▸ TASK DETAILS
Each line of the listing that contains the word "Find" is to be copied.

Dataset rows
**********

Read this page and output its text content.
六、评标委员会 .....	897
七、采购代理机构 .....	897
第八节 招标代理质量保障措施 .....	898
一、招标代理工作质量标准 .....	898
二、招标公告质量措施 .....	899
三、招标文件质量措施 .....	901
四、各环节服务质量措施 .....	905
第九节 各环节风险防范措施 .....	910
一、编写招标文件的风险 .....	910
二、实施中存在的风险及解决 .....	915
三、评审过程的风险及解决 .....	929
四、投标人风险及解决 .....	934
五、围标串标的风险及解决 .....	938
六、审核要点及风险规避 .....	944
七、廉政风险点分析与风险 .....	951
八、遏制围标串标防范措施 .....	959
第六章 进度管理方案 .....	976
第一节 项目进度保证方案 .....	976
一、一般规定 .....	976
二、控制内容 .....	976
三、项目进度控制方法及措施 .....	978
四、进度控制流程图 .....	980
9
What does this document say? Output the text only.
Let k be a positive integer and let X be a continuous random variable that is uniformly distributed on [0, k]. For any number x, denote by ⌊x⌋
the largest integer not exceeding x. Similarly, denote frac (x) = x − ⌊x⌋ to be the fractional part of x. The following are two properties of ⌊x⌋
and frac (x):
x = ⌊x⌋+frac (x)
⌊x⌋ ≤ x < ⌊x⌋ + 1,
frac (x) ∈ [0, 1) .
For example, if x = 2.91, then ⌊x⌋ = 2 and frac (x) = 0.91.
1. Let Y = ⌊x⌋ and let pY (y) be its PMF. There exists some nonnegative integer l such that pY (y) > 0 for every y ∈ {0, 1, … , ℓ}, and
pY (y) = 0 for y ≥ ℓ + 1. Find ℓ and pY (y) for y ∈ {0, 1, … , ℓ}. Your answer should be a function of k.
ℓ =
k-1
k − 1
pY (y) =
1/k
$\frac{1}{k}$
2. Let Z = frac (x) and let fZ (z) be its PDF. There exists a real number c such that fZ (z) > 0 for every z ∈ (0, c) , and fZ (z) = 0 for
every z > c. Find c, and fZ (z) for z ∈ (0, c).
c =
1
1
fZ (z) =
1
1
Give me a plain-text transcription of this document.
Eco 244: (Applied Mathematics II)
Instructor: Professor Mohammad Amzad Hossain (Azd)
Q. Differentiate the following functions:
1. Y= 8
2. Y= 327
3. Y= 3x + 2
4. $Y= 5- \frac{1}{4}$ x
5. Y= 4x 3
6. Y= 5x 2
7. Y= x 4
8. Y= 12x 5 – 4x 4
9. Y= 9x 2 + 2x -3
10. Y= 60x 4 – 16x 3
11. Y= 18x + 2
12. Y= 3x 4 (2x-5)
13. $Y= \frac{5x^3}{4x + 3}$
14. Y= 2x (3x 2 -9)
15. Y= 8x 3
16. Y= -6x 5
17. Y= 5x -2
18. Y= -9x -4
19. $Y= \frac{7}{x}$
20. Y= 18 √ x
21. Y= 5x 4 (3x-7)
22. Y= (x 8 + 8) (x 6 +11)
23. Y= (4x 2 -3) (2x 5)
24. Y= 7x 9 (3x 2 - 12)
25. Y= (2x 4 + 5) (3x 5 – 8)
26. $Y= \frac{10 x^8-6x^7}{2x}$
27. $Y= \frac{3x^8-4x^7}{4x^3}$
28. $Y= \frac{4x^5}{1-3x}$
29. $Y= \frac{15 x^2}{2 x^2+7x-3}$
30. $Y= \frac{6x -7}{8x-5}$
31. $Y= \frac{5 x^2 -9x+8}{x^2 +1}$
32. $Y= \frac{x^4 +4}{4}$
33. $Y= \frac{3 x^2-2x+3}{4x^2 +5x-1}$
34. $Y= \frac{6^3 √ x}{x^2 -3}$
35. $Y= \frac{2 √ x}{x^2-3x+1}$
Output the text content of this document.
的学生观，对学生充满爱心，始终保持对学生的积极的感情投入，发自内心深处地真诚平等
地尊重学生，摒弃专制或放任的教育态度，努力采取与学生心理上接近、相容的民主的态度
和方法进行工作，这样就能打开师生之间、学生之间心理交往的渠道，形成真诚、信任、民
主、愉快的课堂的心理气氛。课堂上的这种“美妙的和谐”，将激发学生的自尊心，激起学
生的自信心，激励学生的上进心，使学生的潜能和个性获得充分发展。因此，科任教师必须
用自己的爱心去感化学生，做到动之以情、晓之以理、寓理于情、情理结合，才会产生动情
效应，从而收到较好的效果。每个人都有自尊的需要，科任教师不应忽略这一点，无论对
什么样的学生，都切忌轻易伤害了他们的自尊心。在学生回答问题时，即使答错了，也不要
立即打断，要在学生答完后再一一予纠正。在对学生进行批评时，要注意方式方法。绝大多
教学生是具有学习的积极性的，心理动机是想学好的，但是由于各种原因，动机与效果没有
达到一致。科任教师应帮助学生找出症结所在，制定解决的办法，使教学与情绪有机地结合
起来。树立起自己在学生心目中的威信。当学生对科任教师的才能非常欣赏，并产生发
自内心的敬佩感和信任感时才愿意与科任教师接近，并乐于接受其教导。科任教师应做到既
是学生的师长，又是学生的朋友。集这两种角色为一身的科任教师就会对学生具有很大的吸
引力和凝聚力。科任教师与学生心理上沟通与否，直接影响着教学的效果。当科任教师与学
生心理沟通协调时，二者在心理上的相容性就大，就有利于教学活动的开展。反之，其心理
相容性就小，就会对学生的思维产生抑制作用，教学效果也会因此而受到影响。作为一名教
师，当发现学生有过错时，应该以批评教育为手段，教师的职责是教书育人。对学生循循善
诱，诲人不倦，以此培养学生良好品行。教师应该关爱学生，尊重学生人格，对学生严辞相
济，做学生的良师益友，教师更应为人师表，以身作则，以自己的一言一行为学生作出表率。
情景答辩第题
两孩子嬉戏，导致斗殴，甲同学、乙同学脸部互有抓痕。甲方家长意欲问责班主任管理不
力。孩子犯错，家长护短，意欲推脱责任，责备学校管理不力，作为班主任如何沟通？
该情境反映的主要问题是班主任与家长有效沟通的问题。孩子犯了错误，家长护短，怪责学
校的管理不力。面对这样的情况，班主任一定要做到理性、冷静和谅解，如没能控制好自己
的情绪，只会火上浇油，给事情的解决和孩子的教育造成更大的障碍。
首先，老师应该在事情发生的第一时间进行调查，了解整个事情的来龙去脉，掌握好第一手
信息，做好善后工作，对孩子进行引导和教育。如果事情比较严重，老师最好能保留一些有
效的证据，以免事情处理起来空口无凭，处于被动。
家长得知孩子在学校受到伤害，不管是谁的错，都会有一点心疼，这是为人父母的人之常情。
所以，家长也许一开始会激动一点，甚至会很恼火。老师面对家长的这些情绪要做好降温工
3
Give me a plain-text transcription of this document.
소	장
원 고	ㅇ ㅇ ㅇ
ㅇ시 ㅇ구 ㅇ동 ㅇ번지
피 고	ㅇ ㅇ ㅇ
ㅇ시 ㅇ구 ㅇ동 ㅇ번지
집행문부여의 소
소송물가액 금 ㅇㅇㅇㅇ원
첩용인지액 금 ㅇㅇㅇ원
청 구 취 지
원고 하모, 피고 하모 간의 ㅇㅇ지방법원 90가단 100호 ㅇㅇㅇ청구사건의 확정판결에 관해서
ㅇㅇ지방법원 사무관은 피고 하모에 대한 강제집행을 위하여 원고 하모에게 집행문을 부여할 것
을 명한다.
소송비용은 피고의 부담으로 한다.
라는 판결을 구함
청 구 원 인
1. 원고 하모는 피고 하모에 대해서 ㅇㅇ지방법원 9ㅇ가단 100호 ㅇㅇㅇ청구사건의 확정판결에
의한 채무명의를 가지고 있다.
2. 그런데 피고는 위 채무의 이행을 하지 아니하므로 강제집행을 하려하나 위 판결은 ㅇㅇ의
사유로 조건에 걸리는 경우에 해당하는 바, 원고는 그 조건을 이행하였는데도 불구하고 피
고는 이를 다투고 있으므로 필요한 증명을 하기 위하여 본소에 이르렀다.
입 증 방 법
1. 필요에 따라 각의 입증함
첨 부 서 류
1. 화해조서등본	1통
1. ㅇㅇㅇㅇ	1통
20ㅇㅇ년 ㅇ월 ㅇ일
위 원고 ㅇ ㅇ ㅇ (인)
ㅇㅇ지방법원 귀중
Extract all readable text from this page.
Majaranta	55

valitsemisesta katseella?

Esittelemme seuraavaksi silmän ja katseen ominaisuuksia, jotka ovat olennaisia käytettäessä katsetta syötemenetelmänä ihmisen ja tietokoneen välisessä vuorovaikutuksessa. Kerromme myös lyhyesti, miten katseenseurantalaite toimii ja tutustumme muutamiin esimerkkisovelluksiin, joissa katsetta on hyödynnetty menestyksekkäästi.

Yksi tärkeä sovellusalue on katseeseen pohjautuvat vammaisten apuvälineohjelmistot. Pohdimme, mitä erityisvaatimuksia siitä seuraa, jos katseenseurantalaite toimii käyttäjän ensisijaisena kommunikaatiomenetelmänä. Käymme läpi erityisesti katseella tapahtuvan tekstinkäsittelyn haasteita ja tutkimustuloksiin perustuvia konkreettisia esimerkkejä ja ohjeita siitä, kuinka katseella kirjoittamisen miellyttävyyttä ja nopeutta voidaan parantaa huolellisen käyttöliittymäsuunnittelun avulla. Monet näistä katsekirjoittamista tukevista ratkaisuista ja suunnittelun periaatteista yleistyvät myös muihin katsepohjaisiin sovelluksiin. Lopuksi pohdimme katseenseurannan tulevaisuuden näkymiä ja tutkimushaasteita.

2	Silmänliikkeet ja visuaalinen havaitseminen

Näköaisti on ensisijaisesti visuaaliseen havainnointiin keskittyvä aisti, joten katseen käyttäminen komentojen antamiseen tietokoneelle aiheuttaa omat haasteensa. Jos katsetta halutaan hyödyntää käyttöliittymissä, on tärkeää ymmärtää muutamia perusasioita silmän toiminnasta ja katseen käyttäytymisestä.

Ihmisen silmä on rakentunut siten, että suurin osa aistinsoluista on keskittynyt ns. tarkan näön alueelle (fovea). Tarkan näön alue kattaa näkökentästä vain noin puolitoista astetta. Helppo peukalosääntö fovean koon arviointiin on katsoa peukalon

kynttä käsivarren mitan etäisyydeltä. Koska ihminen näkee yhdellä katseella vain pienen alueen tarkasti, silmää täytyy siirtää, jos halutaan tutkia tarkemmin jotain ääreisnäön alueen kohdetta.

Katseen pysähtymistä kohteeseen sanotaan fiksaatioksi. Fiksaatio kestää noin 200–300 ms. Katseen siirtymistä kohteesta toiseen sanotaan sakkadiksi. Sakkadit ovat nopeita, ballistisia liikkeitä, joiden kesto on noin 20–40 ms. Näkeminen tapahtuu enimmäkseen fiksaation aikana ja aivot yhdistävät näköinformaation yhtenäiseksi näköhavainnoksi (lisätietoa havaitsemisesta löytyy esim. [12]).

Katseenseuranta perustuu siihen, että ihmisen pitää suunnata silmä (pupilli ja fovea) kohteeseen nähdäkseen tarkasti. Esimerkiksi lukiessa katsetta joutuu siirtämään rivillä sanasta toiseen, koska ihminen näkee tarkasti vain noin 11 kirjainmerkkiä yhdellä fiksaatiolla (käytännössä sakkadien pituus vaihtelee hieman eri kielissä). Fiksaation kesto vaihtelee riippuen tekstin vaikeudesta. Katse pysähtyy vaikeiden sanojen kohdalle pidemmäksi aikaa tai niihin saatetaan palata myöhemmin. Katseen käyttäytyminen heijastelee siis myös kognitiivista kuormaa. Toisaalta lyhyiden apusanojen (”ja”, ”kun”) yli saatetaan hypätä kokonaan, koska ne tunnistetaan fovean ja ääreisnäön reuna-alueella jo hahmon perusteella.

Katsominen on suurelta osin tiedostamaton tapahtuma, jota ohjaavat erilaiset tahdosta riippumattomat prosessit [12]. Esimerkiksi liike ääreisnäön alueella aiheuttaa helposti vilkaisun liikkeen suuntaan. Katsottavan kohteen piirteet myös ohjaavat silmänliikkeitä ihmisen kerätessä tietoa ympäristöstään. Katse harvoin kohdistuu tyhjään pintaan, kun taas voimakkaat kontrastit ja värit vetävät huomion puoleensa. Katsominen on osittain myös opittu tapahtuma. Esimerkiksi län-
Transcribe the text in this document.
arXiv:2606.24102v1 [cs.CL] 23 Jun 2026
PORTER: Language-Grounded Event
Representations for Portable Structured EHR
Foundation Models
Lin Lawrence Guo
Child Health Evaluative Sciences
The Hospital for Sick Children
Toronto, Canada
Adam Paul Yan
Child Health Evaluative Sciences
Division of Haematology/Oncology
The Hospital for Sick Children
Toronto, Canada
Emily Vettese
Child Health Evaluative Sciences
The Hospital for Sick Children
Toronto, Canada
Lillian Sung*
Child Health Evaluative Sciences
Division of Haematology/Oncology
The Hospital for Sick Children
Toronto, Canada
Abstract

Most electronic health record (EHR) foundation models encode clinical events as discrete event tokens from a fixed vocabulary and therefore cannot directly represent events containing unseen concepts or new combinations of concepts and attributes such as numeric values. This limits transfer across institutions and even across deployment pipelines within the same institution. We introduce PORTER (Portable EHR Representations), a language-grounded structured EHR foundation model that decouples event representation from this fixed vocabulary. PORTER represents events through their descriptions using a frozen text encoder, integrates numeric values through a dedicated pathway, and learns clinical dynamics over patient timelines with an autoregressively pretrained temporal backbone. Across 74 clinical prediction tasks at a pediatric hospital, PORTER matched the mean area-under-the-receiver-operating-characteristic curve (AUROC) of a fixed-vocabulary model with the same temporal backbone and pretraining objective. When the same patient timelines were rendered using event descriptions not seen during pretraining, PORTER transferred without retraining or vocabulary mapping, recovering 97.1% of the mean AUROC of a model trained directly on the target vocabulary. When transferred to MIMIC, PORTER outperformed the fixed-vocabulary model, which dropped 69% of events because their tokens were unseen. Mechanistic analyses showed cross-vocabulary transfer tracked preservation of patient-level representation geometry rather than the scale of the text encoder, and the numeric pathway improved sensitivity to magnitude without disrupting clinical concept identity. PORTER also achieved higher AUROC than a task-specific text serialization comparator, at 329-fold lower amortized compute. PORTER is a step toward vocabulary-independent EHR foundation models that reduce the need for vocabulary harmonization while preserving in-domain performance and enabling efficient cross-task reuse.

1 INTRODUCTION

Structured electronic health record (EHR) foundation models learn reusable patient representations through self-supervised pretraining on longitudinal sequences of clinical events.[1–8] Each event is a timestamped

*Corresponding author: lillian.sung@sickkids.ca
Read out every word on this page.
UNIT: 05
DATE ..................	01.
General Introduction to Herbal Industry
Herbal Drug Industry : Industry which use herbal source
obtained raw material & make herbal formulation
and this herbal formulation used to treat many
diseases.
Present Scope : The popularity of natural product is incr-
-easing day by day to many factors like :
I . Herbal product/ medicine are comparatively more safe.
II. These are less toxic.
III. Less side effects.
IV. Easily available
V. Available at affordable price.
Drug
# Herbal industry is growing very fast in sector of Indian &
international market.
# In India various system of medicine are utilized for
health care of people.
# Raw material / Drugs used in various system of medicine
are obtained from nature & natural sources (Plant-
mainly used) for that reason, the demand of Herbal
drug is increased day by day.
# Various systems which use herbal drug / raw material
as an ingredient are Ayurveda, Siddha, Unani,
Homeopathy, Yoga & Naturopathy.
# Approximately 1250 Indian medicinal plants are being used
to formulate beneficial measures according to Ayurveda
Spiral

**********

▸ RESULT FOR THIS TASK
pY (y) = 0 for y ≥ ℓ + 1. Find ℓ and pY (y) for y ∈ {0, 1, … , ℓ}. Your answer should be a function of k.
every z > c. Find c, and fZ (z) for z ∈ (0, c).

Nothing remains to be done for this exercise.